Your goal: Your task is to output the listing word for word, with pictures excluded.

Dataset entries:
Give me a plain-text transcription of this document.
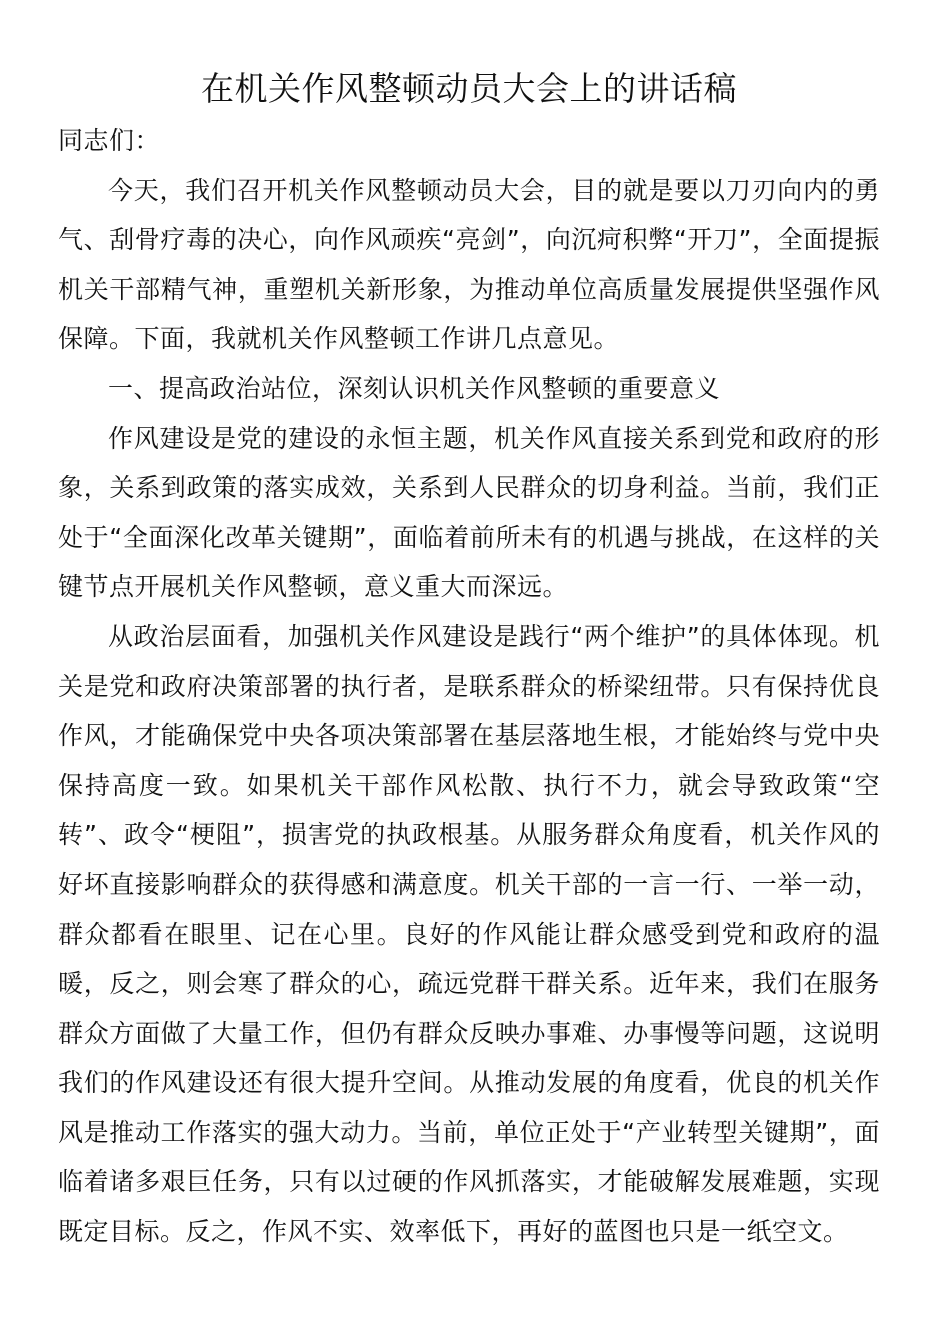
在机关作风整顿动员大会上的讲话稿

同志们：

今天，我们召开机关作风整顿动员大会，目的就是要以刀刃向内的勇气、刮骨疗毒的决心，向作风顽疾“亮剑”，向沉疴积弊“开刀”，全面提振机关干部精气神，重塑机关新形象，为推动单位高质量发展提供坚强作风保障。下面，我就机关作风整顿工作讲几点意见。

一、提高政治站位，深刻认识机关作风整顿的重要意义

作风建设是党的建设的永恒主题，机关作风直接关系到党和政府的形象，关系到政策的落实成效，关系到人民群众的切身利益。当前，我们正处于“全面深化改革关键期”，面临着前所未有的机遇与挑战，在这样的关键节点开展机关作风整顿，意义重大而深远。

从政治层面看，加强机关作风建设是践行“两个维护”的具体体现。机关是党和政府决策部署的执行者，是联系群众的桥梁纽带。只有保持优良作风，才能确保党中央各项决策部署在基层落地生根，才能始终与党中央保持高度一致。如果机关干部作风松散、执行不力，就会导致政策“空转”、政令“梗阻”，损害党的执政根基。从服务群众角度看，机关作风的好坏直接影响群众的获得感和满意度。机关干部的一言一行、一举一动，群众都看在眼里、记在心里。良好的作风能让群众感受到党和政府的温暖，反之，则会寒了群众的心，疏远党群干群关系。近年来，我们在服务群众方面做了大量工作，但仍有群众反映办事难、办事慢等问题，这说明我们的作风建设还有很大提升空间。从推动发展的角度看，优良的机关作风是推动工作落实的强大动力。当前，单位正处于“产业转型关键期”，面临着诸多艰巨任务，只有以过硬的作风抓落实，才能破解发展难题，实现既定目标。反之，作风不实、效率低下，再好的蓝图也只是一纸空文。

Solution to this exercise:
Give me a plain-text transcription of this document.
在机关作风整顿动员大会上的讲话稿

同志们：

今天，我们召开机关作风整顿动员大会，目的就是要以刀刃向内的勇气、刮骨疗毒的决心，向作风顽疾“亮剑”，向沉疴积弊“开刀”，全面提振机关干部精气神，重塑机关新形象，为推动单位高质量发展提供坚强作风保障。下面，我就机关作风整顿工作讲几点意见。

一、提高政治站位，深刻认识机关作风整顿的重要意义

作风建设是党的建设的永恒主题，机关作风直接关系到党和政府的形象，关系到政策的落实成效，关系到人民群众的切身利益。当前，我们正处于“全面深化改革关键期”，面临着前所未有的机遇与挑战，在这样的关键节点开展机关作风整顿，意义重大而深远。

从政治层面看，加强机关作风建设是践行“两个维护”的具体体现。机关是党和政府决策部署的执行者，是联系群众的桥梁纽带。只有保持优良作风，才能确保党中央各项决策部署在基层落地生根，才能始终与党中央保持高度一致。如果机关干部作风松散、执行不力，就会导致政策“空转”、政令“梗阻”，损害党的执政根基。从服务群众角度看，机关作风的好坏直接影响群众的获得感和满意度。机关干部的一言一行、一举一动，群众都看在眼里、记在心里。良好的作风能让群众感受到党和政府的温暖，反之，则会寒了群众的心，疏远党群干群关系。近年来，我们在服务群众方面做了大量工作，但仍有群众反映办事难、办事慢等问题，这说明我们的作风建设还有很大提升空间。从推动发展的角度看，优良的机关作风是推动工作落实的强大动力。当前，单位正处于“产业转型关键期”，面临着诸多艰巨任务，只有以过硬的作风抓落实，才能破解发展难题，实现既定目标。反之，作风不实、效率低下，再好的蓝图也只是一纸空文。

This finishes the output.